- [INPUT MATERIAL]
━━━━━━━━━━━━━━━━━━━━
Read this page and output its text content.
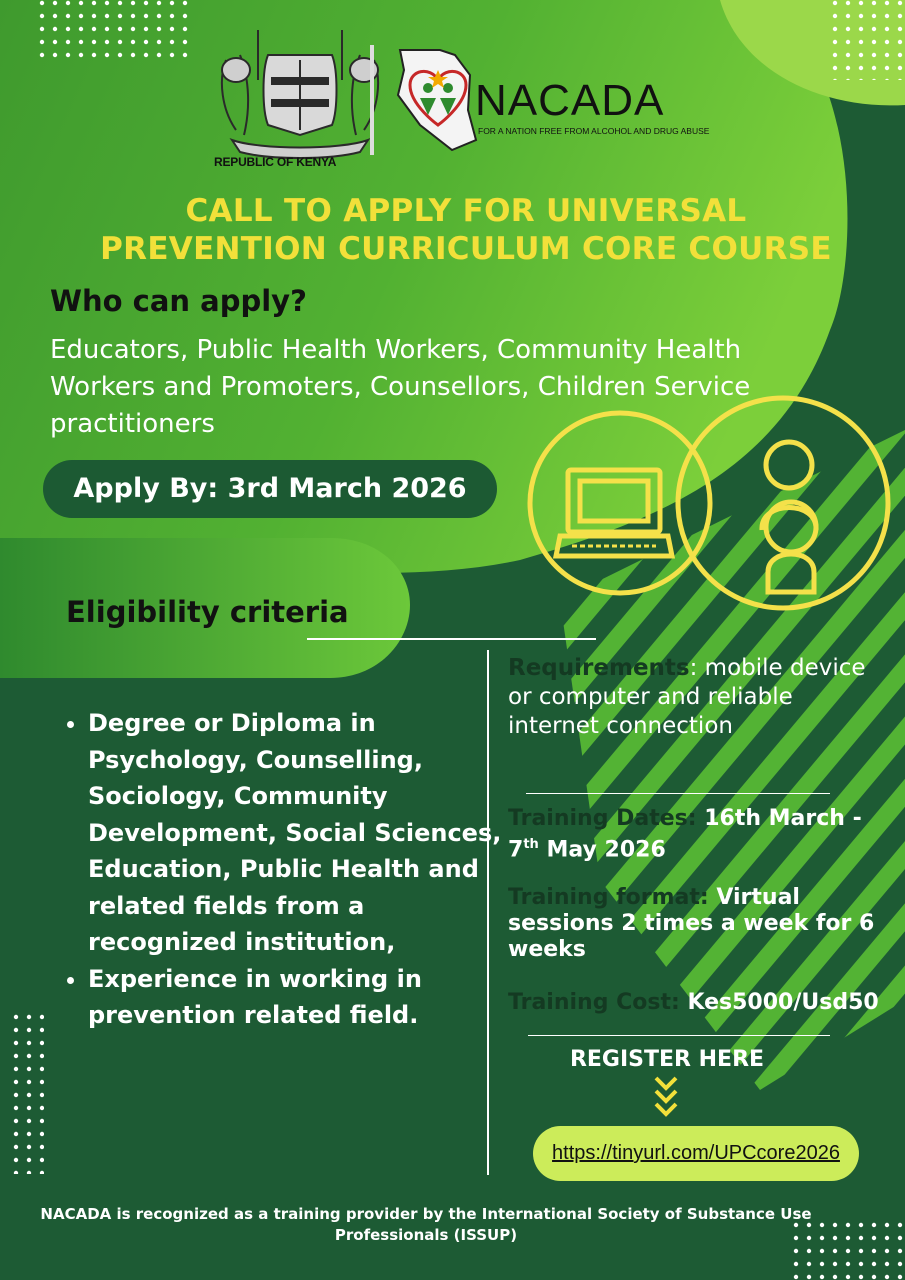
REPUBLIC OF KENYA
NACADA
FOR A NATION FREE FROM ALCOHOL AND DRUG ABUSE
CALL TO APPLY FOR UNIVERSAL
PREVENTION CURRICULUM CORE COURSE
Who can apply?
Educators, Public Health Workers, Community Health Workers and Promoters, Counsellors, Children Service practitioners
Apply By: 3rd March 2026
Eligibility criteria
• Degree or Diploma in Psychology, Counselling, Sociology, Community Development, Social Sciences, Education, Public Health and related fields from a recognized institution,
• Experience in working in prevention related field.
Requirements: mobile device or computer and reliable internet connection
Training Dates: 16th March - 7th May 2026
Training format: Virtual sessions 2 times a week for 6 weeks
Training Cost: Kes5000/Usd50
REGISTER HERE
https://tinyurl.com/UPCcore2026
NACADA is recognized as a training provider by the International Society of Substance Use Professionals (ISSUP)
━━━━━━━━━━━━━━━━━━━━
- [SHORT TASK]
Above are records with pictures; repeat the records exactly and leave the pictures out.

- [TASK RESULT]
Read this page and output its text content.
REPUBLIC OF KENYA
NACADA
FOR A NATION FREE FROM ALCOHOL AND DRUG ABUSE
CALL TO APPLY FOR UNIVERSAL
PREVENTION CURRICULUM CORE COURSE
Who can apply?
Educators, Public Health Workers, Community Health Workers and Promoters, Counsellors, Children Service practitioners
Apply By: 3rd March 2026
Eligibility criteria
• Degree or Diploma in Psychology, Counselling, Sociology, Community Development, Social Sciences, Education, Public Health and related fields from a recognized institution,
• Experience in working in prevention related field.
Requirements: mobile device or computer and reliable internet connection
Training Dates: 16th March - 7th May 2026
Training format: Virtual sessions 2 times a week for 6 weeks
Training Cost: Kes5000/Usd50
REGISTER HERE
https://tinyurl.com/UPCcore2026
NACADA is recognized as a training provider by the International Society of Substance Use Professionals (ISSUP)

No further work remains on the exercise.